:: Exercise details ::
Transcribe the entries below exactly.

----- Source records -----

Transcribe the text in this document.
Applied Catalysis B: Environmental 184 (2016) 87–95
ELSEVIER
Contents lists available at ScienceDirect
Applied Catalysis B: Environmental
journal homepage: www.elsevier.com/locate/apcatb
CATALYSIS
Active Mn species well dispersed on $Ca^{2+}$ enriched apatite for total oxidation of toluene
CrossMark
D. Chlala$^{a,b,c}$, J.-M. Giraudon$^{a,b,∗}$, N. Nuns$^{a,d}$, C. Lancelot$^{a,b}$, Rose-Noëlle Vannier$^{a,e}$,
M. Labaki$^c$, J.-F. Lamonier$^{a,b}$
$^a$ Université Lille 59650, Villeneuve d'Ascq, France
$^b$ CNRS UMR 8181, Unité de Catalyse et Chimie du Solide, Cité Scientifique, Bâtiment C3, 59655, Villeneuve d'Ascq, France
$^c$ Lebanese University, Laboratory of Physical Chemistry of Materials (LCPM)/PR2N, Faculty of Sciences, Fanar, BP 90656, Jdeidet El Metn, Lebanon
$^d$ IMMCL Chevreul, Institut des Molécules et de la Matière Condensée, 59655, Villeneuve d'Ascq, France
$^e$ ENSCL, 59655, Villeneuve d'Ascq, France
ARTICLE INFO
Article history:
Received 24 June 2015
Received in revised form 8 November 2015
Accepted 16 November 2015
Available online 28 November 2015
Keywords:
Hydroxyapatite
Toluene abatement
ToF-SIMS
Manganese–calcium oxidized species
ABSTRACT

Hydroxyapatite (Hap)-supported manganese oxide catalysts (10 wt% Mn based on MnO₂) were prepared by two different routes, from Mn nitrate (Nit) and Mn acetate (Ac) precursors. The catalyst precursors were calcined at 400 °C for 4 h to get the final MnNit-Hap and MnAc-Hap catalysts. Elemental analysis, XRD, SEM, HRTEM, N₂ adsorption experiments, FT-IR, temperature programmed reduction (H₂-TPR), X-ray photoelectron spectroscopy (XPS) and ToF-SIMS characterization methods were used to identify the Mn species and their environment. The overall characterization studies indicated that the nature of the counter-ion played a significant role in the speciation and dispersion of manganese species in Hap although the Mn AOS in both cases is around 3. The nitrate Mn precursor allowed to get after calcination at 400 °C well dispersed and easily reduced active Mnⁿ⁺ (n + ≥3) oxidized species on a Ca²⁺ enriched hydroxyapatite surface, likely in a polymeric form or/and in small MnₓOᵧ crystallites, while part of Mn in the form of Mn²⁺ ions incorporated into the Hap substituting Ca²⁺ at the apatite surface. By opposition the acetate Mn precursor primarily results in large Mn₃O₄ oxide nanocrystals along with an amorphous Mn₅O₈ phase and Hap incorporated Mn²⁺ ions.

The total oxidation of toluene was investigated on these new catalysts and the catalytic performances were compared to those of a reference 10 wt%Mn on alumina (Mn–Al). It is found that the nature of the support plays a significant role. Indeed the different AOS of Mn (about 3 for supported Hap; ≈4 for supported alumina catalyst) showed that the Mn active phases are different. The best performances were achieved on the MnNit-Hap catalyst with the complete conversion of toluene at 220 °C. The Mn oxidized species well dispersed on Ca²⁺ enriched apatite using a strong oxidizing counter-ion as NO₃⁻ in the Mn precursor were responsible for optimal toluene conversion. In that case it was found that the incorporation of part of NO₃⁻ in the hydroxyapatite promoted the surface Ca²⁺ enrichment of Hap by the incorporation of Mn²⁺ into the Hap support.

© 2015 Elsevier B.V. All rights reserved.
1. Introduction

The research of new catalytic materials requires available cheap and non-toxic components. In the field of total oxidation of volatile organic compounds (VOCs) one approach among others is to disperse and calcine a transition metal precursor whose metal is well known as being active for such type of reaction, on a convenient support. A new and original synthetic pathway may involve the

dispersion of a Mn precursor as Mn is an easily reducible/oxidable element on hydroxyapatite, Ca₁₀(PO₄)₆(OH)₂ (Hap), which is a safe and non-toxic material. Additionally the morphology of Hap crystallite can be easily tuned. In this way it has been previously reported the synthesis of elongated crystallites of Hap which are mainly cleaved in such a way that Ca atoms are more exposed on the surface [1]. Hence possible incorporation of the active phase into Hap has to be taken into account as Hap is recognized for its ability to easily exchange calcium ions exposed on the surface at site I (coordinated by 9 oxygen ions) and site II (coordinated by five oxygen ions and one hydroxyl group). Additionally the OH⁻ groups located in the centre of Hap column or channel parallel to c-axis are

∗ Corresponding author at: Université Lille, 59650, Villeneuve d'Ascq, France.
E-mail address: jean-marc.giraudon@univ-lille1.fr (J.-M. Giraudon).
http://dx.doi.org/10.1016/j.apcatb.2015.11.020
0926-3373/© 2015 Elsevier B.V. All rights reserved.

-----

:: Exercise solution ::
Transcribe the text in this document.
Applied Catalysis B: Environmental 184 (2016) 87–95
ELSEVIER
Contents lists available at ScienceDirect
Applied Catalysis B: Environmental
journal homepage: www.elsevier.com/locate/apcatb
CATALYSIS
Active Mn species well dispersed on $Ca^{2+}$ enriched apatite for total oxidation of toluene
CrossMark
D. Chlala$^{a,b,c}$, J.-M. Giraudon$^{a,b,∗}$, N. Nuns$^{a,d}$, C. Lancelot$^{a,b}$, Rose-Noëlle Vannier$^{a,e}$,
M. Labaki$^c$, J.-F. Lamonier$^{a,b}$
$^a$ Université Lille 59650, Villeneuve d'Ascq, France
$^b$ CNRS UMR 8181, Unité de Catalyse et Chimie du Solide, Cité Scientifique, Bâtiment C3, 59655, Villeneuve d'Ascq, France
$^c$ Lebanese University, Laboratory of Physical Chemistry of Materials (LCPM)/PR2N, Faculty of Sciences, Fanar, BP 90656, Jdeidet El Metn, Lebanon
$^d$ IMMCL Chevreul, Institut des Molécules et de la Matière Condensée, 59655, Villeneuve d'Ascq, France
$^e$ ENSCL, 59655, Villeneuve d'Ascq, France
ARTICLE INFO
Article history:
Received 24 June 2015
Received in revised form 8 November 2015
Accepted 16 November 2015
Available online 28 November 2015
Keywords:
Hydroxyapatite
Toluene abatement
ToF-SIMS
Manganese–calcium oxidized species
ABSTRACT

Hydroxyapatite (Hap)-supported manganese oxide catalysts (10 wt% Mn based on MnO₂) were prepared by two different routes, from Mn nitrate (Nit) and Mn acetate (Ac) precursors. The catalyst precursors were calcined at 400 °C for 4 h to get the final MnNit-Hap and MnAc-Hap catalysts. Elemental analysis, XRD, SEM, HRTEM, N₂ adsorption experiments, FT-IR, temperature programmed reduction (H₂-TPR), X-ray photoelectron spectroscopy (XPS) and ToF-SIMS characterization methods were used to identify the Mn species and their environment. The overall characterization studies indicated that the nature of the counter-ion played a significant role in the speciation and dispersion of manganese species in Hap although the Mn AOS in both cases is around 3. The nitrate Mn precursor allowed to get after calcination at 400 °C well dispersed and easily reduced active Mnⁿ⁺ (n + ≥3) oxidized species on a Ca²⁺ enriched hydroxyapatite surface, likely in a polymeric form or/and in small MnₓOᵧ crystallites, while part of Mn in the form of Mn²⁺ ions incorporated into the Hap substituting Ca²⁺ at the apatite surface. By opposition the acetate Mn precursor primarily results in large Mn₃O₄ oxide nanocrystals along with an amorphous Mn₅O₈ phase and Hap incorporated Mn²⁺ ions.

The total oxidation of toluene was investigated on these new catalysts and the catalytic performances were compared to those of a reference 10 wt%Mn on alumina (Mn–Al). It is found that the nature of the support plays a significant role. Indeed the different AOS of Mn (about 3 for supported Hap; ≈4 for supported alumina catalyst) showed that the Mn active phases are different. The best performances were achieved on the MnNit-Hap catalyst with the complete conversion of toluene at 220 °C. The Mn oxidized species well dispersed on Ca²⁺ enriched apatite using a strong oxidizing counter-ion as NO₃⁻ in the Mn precursor were responsible for optimal toluene conversion. In that case it was found that the incorporation of part of NO₃⁻ in the hydroxyapatite promoted the surface Ca²⁺ enrichment of Hap by the incorporation of Mn²⁺ into the Hap support.

© 2015 Elsevier B.V. All rights reserved.
1. Introduction

The research of new catalytic materials requires available cheap and non-toxic components. In the field of total oxidation of volatile organic compounds (VOCs) one approach among others is to disperse and calcine a transition metal precursor whose metal is well known as being active for such type of reaction, on a convenient support. A new and original synthetic pathway may involve the

dispersion of a Mn precursor as Mn is an easily reducible/oxidable element on hydroxyapatite, Ca₁₀(PO₄)₆(OH)₂ (Hap), which is a safe and non-toxic material. Additionally the morphology of Hap crystallite can be easily tuned. In this way it has been previously reported the synthesis of elongated crystallites of Hap which are mainly cleaved in such a way that Ca atoms are more exposed on the surface [1]. Hence possible incorporation of the active phase into Hap has to be taken into account as Hap is recognized for its ability to easily exchange calcium ions exposed on the surface at site I (coordinated by 9 oxygen ions) and site II (coordinated by five oxygen ions and one hydroxyl group). Additionally the OH⁻ groups located in the centre of Hap column or channel parallel to c-axis are

∗ Corresponding author at: Université Lille, 59650, Villeneuve d'Ascq, France.
E-mail address: jean-marc.giraudon@univ-lille1.fr (J.-M. Giraudon).
http://dx.doi.org/10.1016/j.apcatb.2015.11.020
0926-3373/© 2015 Elsevier B.V. All rights reserved.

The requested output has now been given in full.